__WHAT NEEDS TO BE DONE__
Go through the listing beneath this task and return every line that carries the string "nerve".
--- START OF SOURCE RECORDS ---
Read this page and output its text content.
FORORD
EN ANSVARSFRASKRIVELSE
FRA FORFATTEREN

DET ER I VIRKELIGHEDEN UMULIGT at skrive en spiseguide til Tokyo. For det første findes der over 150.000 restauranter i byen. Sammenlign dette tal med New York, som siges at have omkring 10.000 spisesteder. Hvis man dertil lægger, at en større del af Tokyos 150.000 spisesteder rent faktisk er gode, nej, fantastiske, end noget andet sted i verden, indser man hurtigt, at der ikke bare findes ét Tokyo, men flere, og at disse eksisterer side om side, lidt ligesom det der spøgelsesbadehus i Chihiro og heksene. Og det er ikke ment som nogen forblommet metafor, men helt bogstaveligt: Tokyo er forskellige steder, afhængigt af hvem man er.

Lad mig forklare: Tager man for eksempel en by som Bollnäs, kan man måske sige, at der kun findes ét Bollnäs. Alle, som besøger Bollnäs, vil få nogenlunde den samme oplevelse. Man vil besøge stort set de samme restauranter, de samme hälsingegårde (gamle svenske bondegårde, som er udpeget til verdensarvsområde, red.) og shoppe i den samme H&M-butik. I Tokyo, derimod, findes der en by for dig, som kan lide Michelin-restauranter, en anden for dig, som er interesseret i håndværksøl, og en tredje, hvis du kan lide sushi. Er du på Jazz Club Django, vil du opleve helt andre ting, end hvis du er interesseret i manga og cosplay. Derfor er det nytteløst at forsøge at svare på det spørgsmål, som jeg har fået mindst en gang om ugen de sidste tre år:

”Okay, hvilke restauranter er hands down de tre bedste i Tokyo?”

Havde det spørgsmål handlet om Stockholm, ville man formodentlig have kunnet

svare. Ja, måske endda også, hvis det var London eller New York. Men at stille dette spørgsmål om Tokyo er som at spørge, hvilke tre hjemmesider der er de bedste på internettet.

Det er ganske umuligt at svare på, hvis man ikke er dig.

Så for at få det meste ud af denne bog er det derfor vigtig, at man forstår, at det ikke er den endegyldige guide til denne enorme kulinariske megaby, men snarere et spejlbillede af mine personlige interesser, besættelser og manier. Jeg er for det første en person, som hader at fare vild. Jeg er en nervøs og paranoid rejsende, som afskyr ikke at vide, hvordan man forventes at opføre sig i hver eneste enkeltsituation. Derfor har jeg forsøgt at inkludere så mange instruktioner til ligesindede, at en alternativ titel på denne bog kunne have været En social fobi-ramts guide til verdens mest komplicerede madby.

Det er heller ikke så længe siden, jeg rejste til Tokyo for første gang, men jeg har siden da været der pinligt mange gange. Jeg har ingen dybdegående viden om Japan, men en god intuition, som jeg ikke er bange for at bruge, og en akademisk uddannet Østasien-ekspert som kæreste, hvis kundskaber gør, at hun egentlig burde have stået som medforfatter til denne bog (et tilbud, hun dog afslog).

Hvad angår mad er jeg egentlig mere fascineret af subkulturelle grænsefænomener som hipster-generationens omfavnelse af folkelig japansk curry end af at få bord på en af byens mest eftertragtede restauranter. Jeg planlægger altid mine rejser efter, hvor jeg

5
--- END OF SOURCE RECORDS ---
--- START OF SOURCE RECORDS ---
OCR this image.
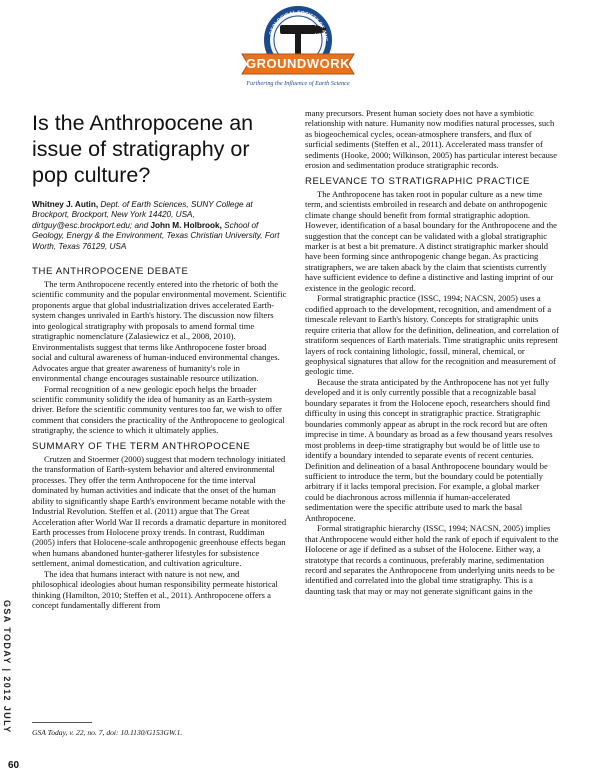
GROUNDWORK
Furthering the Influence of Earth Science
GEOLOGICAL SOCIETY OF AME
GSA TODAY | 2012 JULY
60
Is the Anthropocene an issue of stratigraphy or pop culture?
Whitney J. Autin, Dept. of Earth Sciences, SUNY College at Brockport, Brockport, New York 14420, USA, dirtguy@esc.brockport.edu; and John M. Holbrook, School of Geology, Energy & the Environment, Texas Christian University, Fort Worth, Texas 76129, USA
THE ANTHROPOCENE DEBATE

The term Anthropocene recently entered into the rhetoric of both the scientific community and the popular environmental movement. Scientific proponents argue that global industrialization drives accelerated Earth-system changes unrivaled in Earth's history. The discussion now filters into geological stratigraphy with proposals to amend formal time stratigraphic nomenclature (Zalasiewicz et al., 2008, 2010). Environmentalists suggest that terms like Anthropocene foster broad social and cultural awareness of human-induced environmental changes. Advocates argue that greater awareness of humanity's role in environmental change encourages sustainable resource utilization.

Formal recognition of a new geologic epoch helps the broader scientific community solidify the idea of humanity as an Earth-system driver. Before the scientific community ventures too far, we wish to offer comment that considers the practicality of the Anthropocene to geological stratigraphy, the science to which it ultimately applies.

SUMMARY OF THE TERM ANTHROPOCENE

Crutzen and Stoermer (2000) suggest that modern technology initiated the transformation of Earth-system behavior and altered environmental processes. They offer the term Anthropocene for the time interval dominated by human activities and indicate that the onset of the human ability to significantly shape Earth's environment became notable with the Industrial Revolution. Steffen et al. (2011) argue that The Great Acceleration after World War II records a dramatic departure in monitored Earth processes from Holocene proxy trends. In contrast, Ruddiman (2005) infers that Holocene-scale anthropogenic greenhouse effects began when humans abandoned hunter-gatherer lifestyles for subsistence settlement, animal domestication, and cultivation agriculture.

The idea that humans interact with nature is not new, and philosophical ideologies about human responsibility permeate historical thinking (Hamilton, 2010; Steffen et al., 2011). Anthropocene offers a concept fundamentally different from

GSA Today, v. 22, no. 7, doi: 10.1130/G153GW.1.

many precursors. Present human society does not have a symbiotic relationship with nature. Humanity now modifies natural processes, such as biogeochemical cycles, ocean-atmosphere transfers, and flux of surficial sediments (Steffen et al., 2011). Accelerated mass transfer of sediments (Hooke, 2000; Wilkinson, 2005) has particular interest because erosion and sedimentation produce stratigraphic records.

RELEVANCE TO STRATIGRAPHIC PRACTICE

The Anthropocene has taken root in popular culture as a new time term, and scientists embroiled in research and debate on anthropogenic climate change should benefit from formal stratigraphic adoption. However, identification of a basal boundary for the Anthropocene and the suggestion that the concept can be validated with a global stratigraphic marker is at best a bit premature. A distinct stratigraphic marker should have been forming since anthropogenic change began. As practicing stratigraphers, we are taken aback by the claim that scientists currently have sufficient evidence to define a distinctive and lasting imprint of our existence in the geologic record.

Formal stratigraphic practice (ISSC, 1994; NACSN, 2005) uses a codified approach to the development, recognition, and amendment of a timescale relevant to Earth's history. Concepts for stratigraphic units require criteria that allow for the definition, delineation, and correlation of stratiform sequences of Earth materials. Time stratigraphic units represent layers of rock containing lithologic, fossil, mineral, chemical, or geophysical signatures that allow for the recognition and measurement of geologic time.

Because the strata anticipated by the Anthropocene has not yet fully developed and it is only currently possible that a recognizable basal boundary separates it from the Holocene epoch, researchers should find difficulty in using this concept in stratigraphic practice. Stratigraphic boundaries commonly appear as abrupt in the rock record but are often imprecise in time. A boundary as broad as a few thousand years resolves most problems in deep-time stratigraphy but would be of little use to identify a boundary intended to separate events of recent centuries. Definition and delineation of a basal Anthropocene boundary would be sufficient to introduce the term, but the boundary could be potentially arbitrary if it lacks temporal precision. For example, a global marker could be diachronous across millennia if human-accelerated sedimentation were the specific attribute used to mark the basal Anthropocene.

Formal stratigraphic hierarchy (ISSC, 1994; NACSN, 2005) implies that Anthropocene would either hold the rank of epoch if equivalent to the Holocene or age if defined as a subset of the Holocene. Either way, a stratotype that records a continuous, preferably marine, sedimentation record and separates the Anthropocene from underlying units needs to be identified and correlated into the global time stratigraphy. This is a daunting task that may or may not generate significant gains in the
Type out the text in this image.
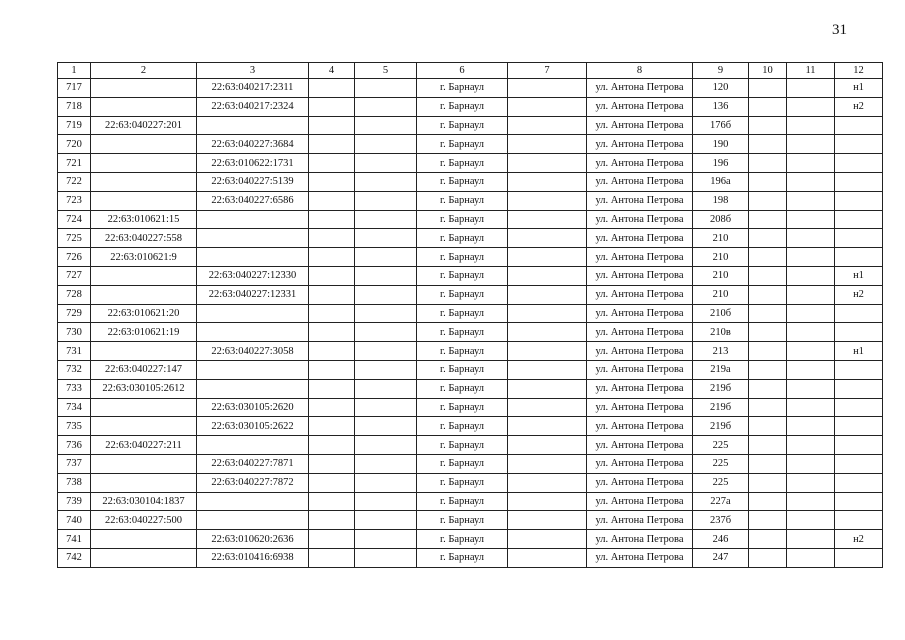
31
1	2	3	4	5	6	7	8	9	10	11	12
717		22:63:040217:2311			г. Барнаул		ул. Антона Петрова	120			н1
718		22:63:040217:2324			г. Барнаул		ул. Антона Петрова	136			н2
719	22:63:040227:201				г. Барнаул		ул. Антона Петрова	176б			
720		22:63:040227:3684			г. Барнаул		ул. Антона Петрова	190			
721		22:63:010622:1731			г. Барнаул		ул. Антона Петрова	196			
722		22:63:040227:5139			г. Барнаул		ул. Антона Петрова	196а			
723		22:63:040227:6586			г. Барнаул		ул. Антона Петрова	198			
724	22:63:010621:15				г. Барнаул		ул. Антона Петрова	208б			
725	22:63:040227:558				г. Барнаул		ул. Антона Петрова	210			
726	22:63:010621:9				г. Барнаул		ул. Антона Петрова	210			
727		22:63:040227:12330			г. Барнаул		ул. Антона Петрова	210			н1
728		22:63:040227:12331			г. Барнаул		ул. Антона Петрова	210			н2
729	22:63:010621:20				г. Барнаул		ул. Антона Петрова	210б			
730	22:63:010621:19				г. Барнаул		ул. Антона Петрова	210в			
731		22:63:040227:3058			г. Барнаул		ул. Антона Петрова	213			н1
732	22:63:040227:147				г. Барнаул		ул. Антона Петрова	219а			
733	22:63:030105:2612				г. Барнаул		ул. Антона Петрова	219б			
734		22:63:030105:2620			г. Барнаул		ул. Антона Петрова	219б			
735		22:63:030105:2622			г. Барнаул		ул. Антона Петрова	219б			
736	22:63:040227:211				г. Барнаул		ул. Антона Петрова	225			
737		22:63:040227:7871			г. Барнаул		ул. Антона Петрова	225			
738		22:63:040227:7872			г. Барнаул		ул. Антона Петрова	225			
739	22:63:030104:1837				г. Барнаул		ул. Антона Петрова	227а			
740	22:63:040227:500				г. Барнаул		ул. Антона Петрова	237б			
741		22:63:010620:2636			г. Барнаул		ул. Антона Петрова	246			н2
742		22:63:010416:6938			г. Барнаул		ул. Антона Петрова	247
--- END OF SOURCE RECORDS ---
--- START OF SOURCE RECORDS ---
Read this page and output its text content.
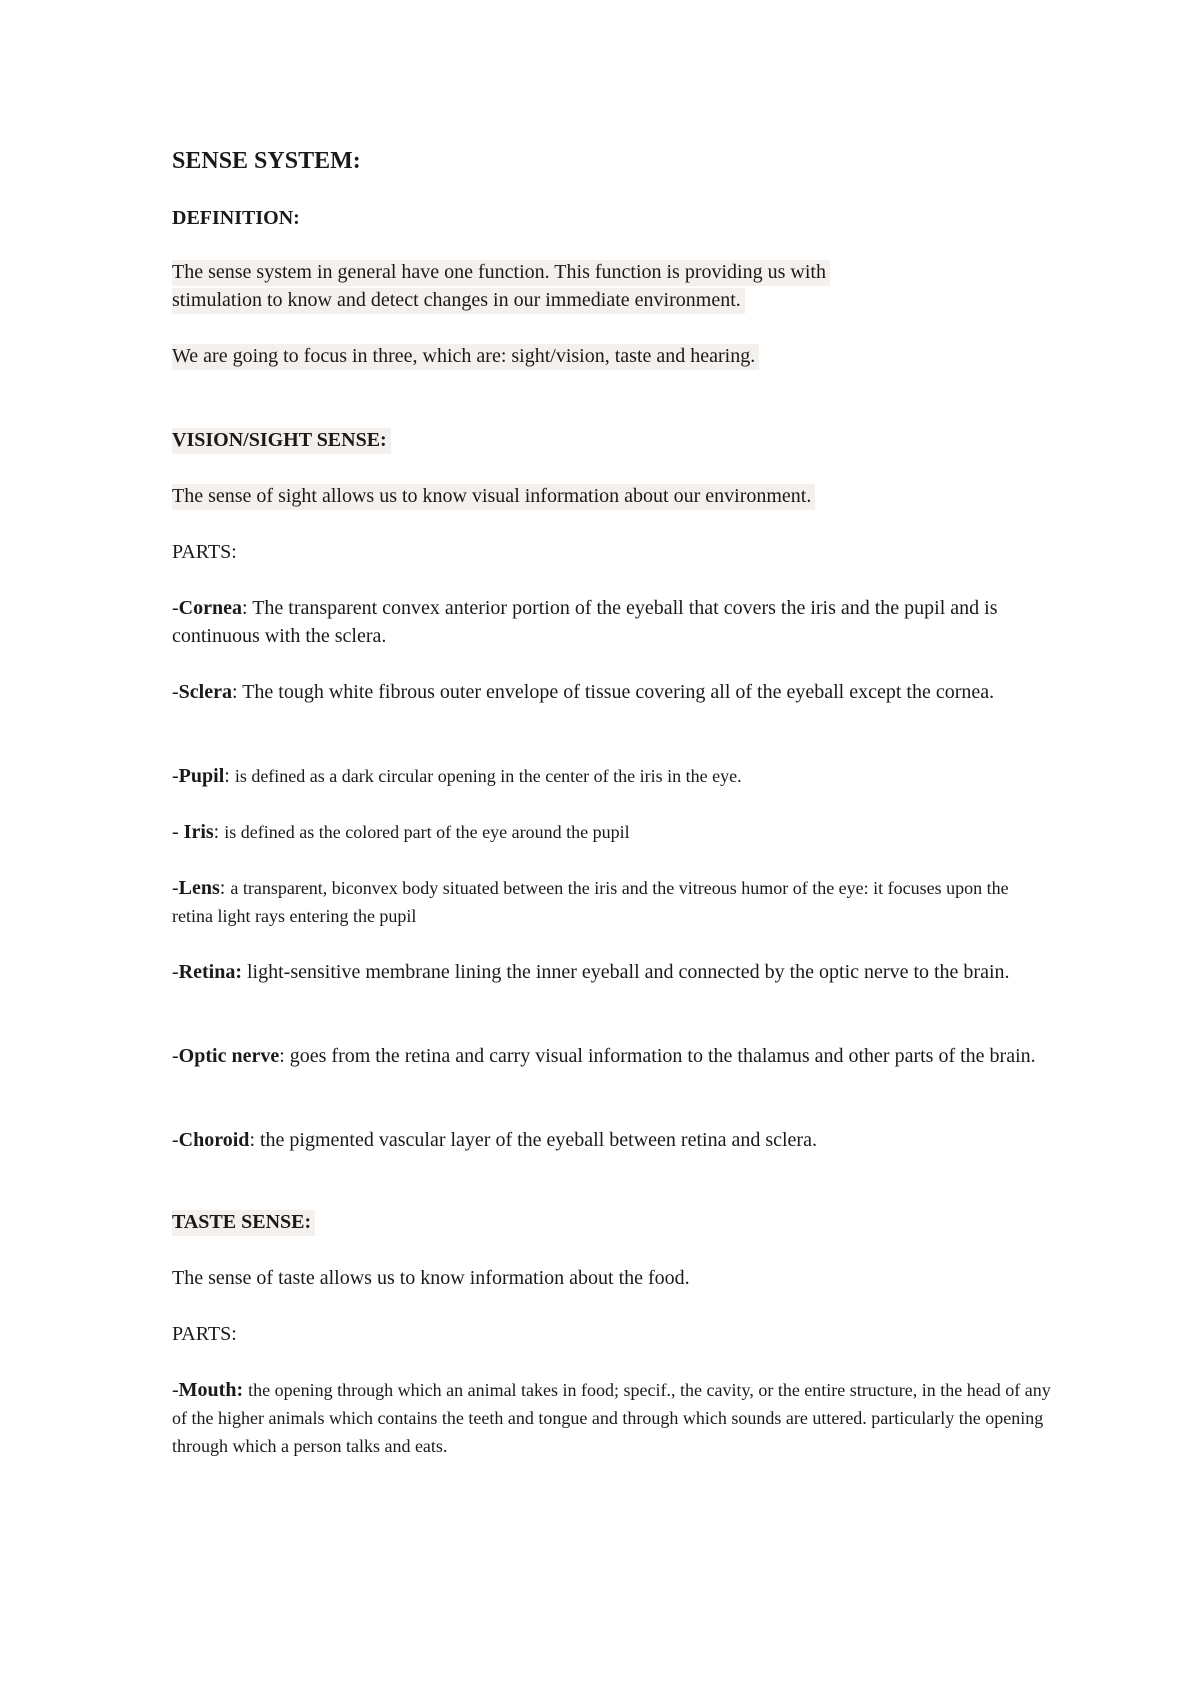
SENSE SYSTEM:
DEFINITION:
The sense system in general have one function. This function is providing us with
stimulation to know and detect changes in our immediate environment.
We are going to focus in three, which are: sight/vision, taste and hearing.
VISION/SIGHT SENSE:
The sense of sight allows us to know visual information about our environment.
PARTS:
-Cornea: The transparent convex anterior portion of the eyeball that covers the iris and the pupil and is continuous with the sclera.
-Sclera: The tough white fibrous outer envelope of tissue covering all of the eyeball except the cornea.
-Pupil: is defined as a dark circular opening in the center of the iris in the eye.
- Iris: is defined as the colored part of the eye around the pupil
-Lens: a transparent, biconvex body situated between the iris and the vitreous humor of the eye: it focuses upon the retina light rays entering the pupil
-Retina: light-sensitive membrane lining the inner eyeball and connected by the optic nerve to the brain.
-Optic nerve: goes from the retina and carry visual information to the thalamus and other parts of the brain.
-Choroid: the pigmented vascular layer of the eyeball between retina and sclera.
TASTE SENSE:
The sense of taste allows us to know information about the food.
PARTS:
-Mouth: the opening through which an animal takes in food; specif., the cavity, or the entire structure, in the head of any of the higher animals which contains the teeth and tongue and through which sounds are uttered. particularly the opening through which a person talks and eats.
--- END OF SOURCE RECORDS ---
__RESULT FOR THIS EXERCISE__
-Retina: light-sensitive membrane lining the inner eyeball and connected by the optic nerve to the brain.
-Optic nerve: goes from the retina and carry visual information to the thalamus and other parts of the brain.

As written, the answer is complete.